Aim -> State how many lines contain "OUTPUT", and write nothing except that count.

Material provided ->
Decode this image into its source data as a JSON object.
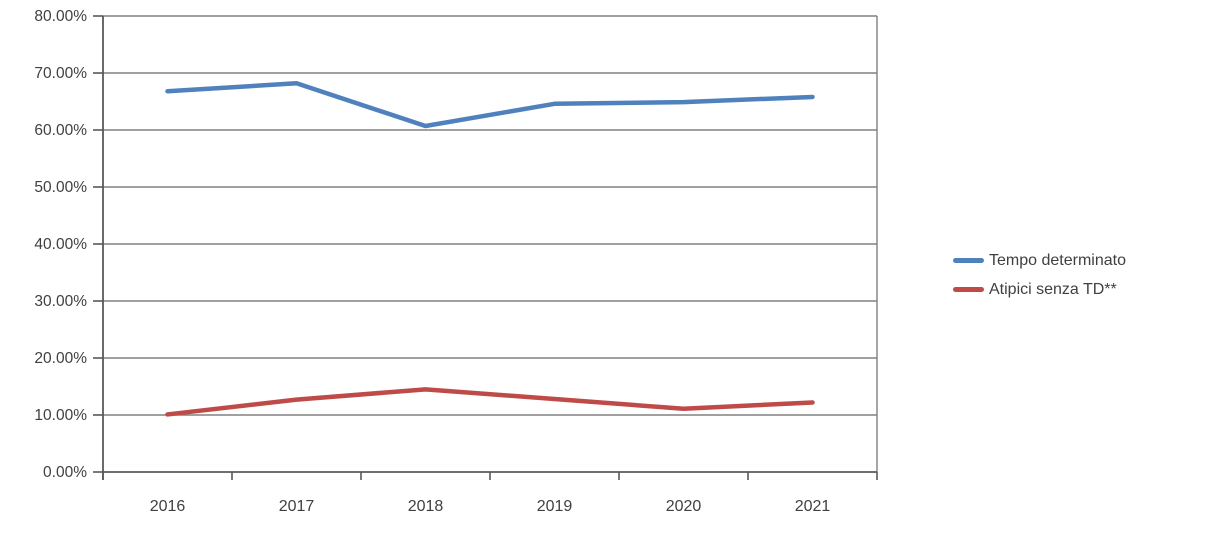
{
  "chart_data": {
    "type": "line",
    "title": "",
    "xlabel": "",
    "ylabel": "",
    "categories": [
      "2016",
      "2017",
      "2018",
      "2019",
      "2020",
      "2021"
    ],
    "series": [
      {
        "name": "Tempo determinato",
        "color": "#4F81BD",
        "values": [
          66.8,
          68.2,
          60.7,
          64.6,
          64.9,
          65.8
        ]
      },
      {
        "name": "Atipici senza TD**",
        "color": "#BE4B48",
        "values": [
          10.1,
          12.7,
          14.5,
          12.8,
          11.1,
          12.2
        ]
      }
    ],
    "ylim": [
      0,
      80
    ],
    "ytick_step": 10,
    "ytick_labels": [
      "0.00%",
      "10.00%",
      "20.00%",
      "30.00%",
      "40.00%",
      "50.00%",
      "60.00%",
      "70.00%",
      "80.00%"
    ],
    "grid": true,
    "legend_position": "right"
  },
  "colors": {
    "background": "#ffffff",
    "gridline": "#808080",
    "axis": "#595959",
    "plot_right_border": "#808080",
    "tick_text": "#404040",
    "legend_text": "#404040"
  }
}
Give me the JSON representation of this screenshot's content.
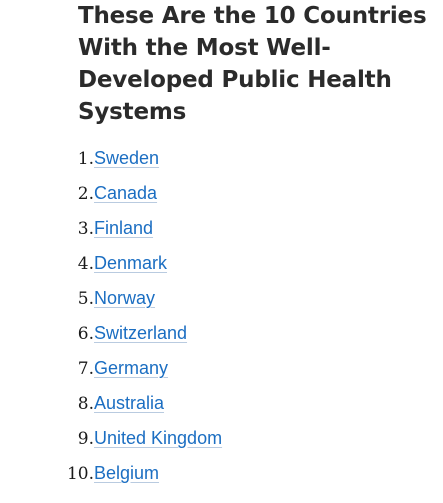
{
  "article": {
    "headline": "These Are the 10 Countries With the Most Well-Developed Public Health Systems",
    "countries": [
      {
        "number": "1.",
        "name": "Sweden"
      },
      {
        "number": "2.",
        "name": "Canada"
      },
      {
        "number": "3.",
        "name": "Finland"
      },
      {
        "number": "4.",
        "name": "Denmark"
      },
      {
        "number": "5.",
        "name": "Norway"
      },
      {
        "number": "6.",
        "name": "Switzerland"
      },
      {
        "number": "7.",
        "name": "Germany"
      },
      {
        "number": "8.",
        "name": "Australia"
      },
      {
        "number": "9.",
        "name": "United Kingdom"
      },
      {
        "number": "10.",
        "name": "Belgium"
      }
    ],
    "colors": {
      "headline": "#2b2b2b",
      "link": "#1b6ec2",
      "number": "#1a1a1a"
    }
  }
}
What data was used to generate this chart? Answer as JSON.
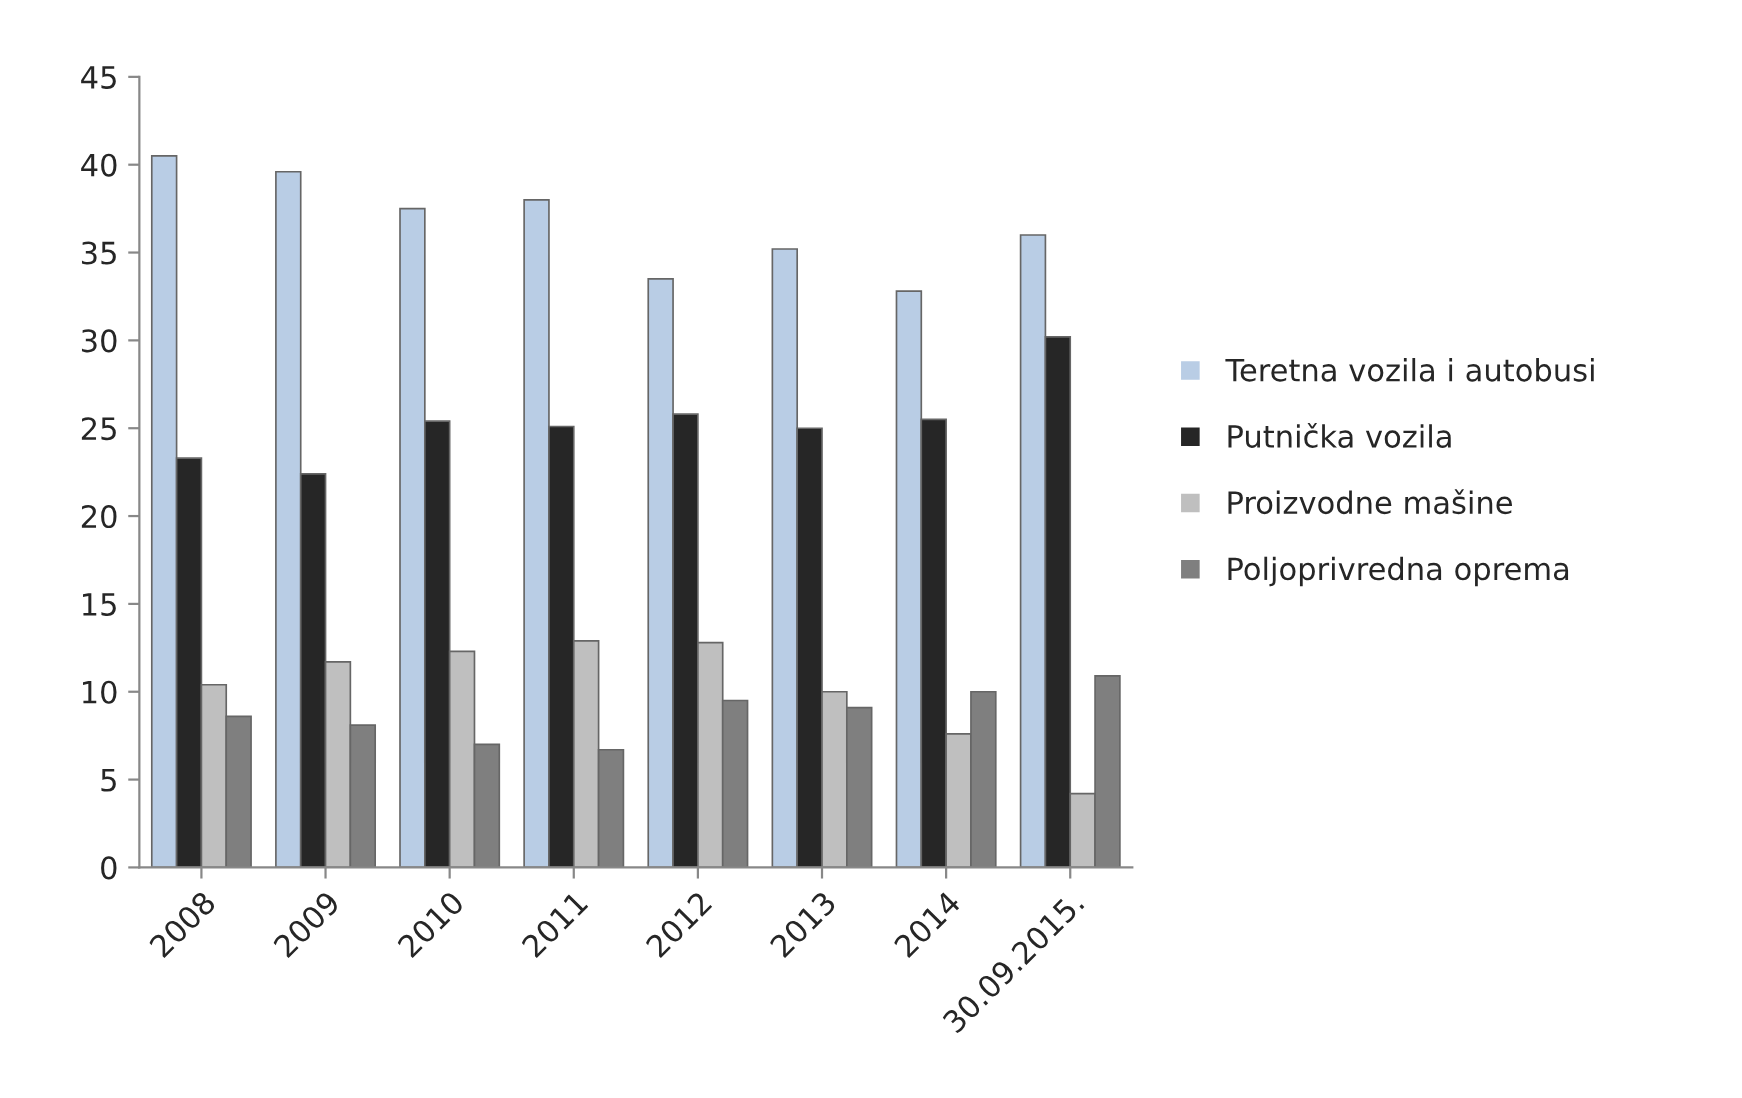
{
  "chart_data": {
    "type": "bar",
    "categories": [
      "2008",
      "2009",
      "2010",
      "2011",
      "2012",
      "2013",
      "2014",
      "30.09.2015."
    ],
    "series": [
      {
        "name": "Teretna vozila i autobusi",
        "color": "#b9cde5",
        "values": [
          40.5,
          39.6,
          37.5,
          38,
          33.5,
          35.2,
          32.8,
          36
        ]
      },
      {
        "name": "Putnička vozila",
        "color": "#262626",
        "values": [
          23.3,
          22.4,
          25.4,
          25.1,
          25.8,
          25,
          25.5,
          30.2
        ]
      },
      {
        "name": "Proizvodne mašine",
        "color": "#bfbfbf",
        "values": [
          10.4,
          11.7,
          12.3,
          12.9,
          12.8,
          10,
          7.6,
          4.2
        ]
      },
      {
        "name": "Poljoprivredna oprema",
        "color": "#7f7f7f",
        "values": [
          8.6,
          8.1,
          7,
          6.7,
          9.5,
          9.1,
          10,
          10.9
        ]
      }
    ],
    "ylim": [
      0,
      45
    ],
    "yticks": [
      0,
      5,
      10,
      15,
      20,
      25,
      30,
      35,
      40,
      45
    ],
    "grid": false,
    "legend": "right"
  }
}
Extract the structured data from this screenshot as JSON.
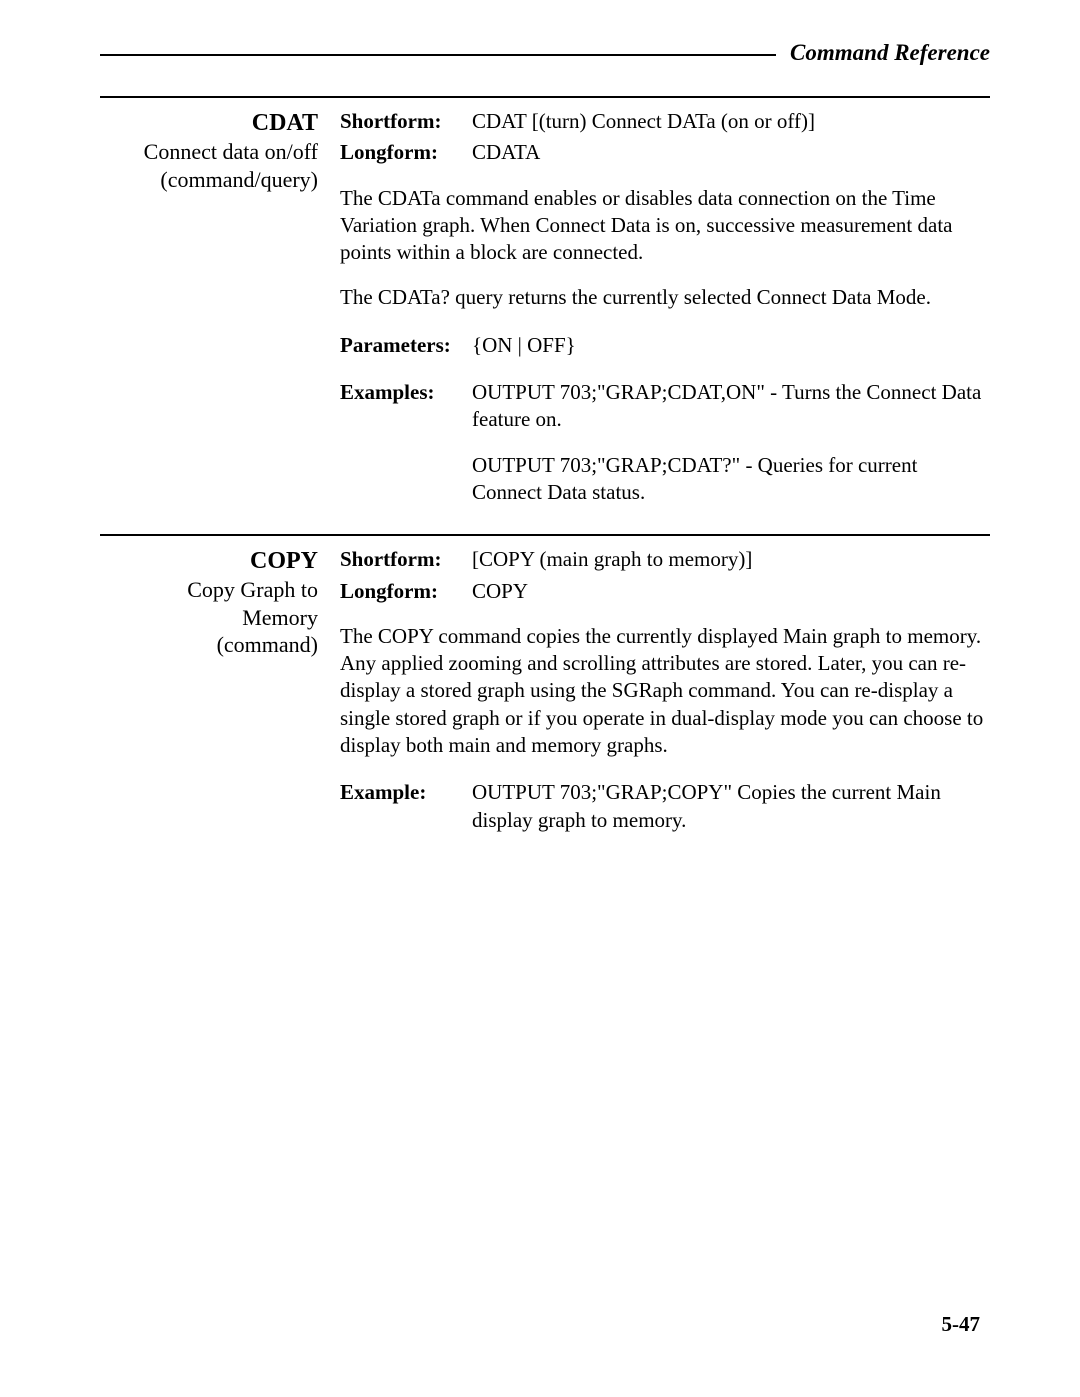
{
  "header": {
    "title": "Command Reference"
  },
  "entries": [
    {
      "left": {
        "title": "CDAT",
        "subtitle1": "Connect data on/off",
        "subtitle2": "(command/query)"
      },
      "shortform_label": "Shortform:",
      "shortform_value": "CDAT [(turn) Connect DATa (on or off)]",
      "longform_label": "Longform:",
      "longform_value": "CDATA",
      "paragraphs": [
        "The CDATa command enables or disables data connection on the Time Variation graph. When Connect Data is on, successive measurement data points within a block are connected.",
        "The CDATa? query returns the currently selected Connect Data Mode."
      ],
      "params_label": "Parameters:",
      "params_value": "{ON | OFF}",
      "examples_label": "Examples:",
      "examples": [
        "OUTPUT 703;\"GRAP;CDAT,ON\" - Turns the Connect Data feature on.",
        "OUTPUT 703;\"GRAP;CDAT?\" - Queries for current Connect Data status."
      ]
    },
    {
      "left": {
        "title": "COPY",
        "subtitle1": "Copy Graph to",
        "subtitle2": "Memory",
        "subtitle3": "(command)"
      },
      "shortform_label": "Shortform:",
      "shortform_value": "[COPY (main graph to memory)]",
      "longform_label": "Longform:",
      "longform_value": "COPY",
      "paragraphs": [
        "The COPY command copies the currently displayed Main graph to memory. Any applied zooming and scrolling attributes are stored. Later, you can re-display a stored graph using the SGRaph command. You can re-display a single stored graph or if you operate in dual-display mode you can choose to display both main and memory graphs."
      ],
      "examples_label": "Example:",
      "examples": [
        "OUTPUT 703;\"GRAP;COPY\" Copies the current Main display graph to memory."
      ]
    }
  ],
  "page_number": "5-47"
}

Response to the task -> 3